▶ _Exercise aim_
Repeat every entry in the listing below, exactly.

▶ _Collection entries_
┄┄┄┄┄┄┄┄┄┄┄┄┄┄┄┄┄┄┄┄
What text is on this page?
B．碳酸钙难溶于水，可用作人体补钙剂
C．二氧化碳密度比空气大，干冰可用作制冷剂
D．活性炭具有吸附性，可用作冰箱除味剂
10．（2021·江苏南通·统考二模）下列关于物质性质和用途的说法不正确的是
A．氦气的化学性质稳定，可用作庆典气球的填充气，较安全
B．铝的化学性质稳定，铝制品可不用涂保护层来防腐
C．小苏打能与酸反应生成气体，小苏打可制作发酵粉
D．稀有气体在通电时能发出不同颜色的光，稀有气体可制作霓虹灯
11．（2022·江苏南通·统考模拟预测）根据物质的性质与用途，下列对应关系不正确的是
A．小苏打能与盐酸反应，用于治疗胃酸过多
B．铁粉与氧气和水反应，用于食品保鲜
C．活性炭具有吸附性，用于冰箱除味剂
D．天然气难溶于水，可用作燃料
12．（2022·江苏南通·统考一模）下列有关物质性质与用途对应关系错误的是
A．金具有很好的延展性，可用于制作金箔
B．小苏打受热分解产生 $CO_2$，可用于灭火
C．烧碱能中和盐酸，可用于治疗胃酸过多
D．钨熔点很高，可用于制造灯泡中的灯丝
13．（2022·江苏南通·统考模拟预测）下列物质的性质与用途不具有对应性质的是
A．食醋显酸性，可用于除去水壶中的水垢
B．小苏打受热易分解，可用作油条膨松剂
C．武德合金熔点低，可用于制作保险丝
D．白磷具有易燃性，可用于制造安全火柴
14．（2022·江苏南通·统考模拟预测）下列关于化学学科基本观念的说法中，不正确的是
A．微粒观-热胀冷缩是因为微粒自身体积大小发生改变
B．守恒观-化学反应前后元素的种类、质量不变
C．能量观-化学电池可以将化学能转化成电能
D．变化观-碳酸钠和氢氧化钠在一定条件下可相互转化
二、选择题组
┄┄┄┄┄┄┄┄┄┄┄┄┄┄┄┄┄┄┄┄
▶ _Response to the task_
What text is on this page?
B．碳酸钙难溶于水，可用作人体补钙剂
C．二氧化碳密度比空气大，干冰可用作制冷剂
D．活性炭具有吸附性，可用作冰箱除味剂
10．（2021·江苏南通·统考二模）下列关于物质性质和用途的说法不正确的是
A．氦气的化学性质稳定，可用作庆典气球的填充气，较安全
B．铝的化学性质稳定，铝制品可不用涂保护层来防腐
C．小苏打能与酸反应生成气体，小苏打可制作发酵粉
D．稀有气体在通电时能发出不同颜色的光，稀有气体可制作霓虹灯
11．（2022·江苏南通·统考模拟预测）根据物质的性质与用途，下列对应关系不正确的是
A．小苏打能与盐酸反应，用于治疗胃酸过多
B．铁粉与氧气和水反应，用于食品保鲜
C．活性炭具有吸附性，用于冰箱除味剂
D．天然气难溶于水，可用作燃料
12．（2022·江苏南通·统考一模）下列有关物质性质与用途对应关系错误的是
A．金具有很好的延展性，可用于制作金箔
B．小苏打受热分解产生 $CO_2$，可用于灭火
C．烧碱能中和盐酸，可用于治疗胃酸过多
D．钨熔点很高，可用于制造灯泡中的灯丝
13．（2022·江苏南通·统考模拟预测）下列物质的性质与用途不具有对应性质的是
A．食醋显酸性，可用于除去水壶中的水垢
B．小苏打受热易分解，可用作油条膨松剂
C．武德合金熔点低，可用于制作保险丝
D．白磷具有易燃性，可用于制造安全火柴
14．（2022·江苏南通·统考模拟预测）下列关于化学学科基本观念的说法中，不正确的是
A．微粒观-热胀冷缩是因为微粒自身体积大小发生改变
B．守恒观-化学反应前后元素的种类、质量不变
C．能量观-化学电池可以将化学能转化成电能
D．变化观-碳酸钠和氢氧化钠在一定条件下可相互转化
二、选择题组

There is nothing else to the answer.